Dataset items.

- - -

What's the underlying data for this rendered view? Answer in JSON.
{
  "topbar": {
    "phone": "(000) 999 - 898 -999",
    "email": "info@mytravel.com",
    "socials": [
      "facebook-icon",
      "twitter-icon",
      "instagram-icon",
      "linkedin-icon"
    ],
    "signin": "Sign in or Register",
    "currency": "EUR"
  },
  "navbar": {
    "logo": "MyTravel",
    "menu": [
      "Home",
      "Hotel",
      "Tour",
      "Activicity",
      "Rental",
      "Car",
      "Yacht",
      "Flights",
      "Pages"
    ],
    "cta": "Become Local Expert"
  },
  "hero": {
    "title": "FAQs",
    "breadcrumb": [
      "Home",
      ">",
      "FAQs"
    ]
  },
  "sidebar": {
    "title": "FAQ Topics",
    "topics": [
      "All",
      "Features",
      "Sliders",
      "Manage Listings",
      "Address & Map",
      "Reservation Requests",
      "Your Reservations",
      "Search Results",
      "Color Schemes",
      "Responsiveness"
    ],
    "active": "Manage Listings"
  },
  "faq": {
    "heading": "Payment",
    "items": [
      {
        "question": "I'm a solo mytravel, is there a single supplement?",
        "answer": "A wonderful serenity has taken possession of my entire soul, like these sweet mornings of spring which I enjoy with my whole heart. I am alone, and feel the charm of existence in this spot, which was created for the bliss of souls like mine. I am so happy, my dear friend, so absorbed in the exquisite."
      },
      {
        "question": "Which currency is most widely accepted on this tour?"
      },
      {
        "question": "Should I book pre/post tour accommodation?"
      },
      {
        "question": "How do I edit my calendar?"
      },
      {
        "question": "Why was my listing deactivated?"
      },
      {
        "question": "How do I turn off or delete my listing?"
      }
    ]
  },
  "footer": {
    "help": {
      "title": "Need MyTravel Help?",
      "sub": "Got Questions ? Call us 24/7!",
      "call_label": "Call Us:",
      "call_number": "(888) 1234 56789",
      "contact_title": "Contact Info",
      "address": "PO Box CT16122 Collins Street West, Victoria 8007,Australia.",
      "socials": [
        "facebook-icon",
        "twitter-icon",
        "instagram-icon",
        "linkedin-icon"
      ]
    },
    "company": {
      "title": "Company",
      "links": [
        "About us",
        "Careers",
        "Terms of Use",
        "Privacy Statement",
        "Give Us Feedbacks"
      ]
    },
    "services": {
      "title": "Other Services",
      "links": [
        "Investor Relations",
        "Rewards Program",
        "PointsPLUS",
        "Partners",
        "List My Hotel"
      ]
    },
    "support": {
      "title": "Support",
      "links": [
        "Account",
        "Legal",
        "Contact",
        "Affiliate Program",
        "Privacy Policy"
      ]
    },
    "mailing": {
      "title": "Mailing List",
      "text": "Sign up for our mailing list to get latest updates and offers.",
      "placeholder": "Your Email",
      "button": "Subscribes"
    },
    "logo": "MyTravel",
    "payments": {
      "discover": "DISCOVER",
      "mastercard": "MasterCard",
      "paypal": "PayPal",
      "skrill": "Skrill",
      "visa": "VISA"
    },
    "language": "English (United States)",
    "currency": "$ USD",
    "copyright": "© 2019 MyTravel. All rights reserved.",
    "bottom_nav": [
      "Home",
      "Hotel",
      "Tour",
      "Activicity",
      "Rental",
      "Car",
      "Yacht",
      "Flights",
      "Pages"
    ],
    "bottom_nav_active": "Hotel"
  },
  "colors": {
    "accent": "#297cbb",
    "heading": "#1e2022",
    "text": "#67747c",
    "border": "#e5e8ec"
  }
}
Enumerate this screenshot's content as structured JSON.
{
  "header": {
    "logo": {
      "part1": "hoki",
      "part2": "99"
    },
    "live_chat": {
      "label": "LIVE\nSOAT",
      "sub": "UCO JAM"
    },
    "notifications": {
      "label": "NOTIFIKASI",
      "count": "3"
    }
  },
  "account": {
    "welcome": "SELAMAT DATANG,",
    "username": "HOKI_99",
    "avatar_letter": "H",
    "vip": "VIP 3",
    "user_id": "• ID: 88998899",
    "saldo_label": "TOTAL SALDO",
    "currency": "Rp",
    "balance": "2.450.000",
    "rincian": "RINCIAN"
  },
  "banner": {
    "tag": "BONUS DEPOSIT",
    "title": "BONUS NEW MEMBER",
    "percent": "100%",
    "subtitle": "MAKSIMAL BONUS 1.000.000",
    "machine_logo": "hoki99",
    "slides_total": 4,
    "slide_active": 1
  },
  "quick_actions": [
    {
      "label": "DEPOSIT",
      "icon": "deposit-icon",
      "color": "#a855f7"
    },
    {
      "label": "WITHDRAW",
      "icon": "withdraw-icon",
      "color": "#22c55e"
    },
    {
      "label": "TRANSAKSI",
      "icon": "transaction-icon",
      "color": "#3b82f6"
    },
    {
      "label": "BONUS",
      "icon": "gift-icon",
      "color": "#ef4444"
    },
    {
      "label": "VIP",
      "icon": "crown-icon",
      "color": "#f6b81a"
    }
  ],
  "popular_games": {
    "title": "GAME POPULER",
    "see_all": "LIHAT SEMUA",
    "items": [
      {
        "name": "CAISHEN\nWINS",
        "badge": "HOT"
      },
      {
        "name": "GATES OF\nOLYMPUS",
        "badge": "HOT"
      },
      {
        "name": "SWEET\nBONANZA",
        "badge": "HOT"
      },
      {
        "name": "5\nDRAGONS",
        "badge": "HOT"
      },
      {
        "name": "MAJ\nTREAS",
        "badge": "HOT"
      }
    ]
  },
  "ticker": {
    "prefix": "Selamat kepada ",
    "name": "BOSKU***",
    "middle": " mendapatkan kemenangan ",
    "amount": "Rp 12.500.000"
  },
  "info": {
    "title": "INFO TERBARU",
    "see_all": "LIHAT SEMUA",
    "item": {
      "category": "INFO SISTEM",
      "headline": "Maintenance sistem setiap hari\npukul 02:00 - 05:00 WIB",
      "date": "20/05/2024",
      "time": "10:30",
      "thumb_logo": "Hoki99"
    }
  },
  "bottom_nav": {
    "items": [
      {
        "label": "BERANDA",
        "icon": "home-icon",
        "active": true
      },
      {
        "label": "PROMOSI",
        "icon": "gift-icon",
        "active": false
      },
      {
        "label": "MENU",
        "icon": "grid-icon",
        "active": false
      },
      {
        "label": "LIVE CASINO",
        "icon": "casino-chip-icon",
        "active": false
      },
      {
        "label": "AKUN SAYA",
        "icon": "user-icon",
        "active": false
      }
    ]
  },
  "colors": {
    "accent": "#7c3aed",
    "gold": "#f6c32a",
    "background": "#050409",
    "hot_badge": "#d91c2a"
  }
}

- - -

YOUR TASK. Only lines with "Sign" are wanted here; list each of them.

TASK OUTPUT.
    "signin": "Sign in or Register",
      "text": "Sign up for our mailing list to get latest updates and offers.",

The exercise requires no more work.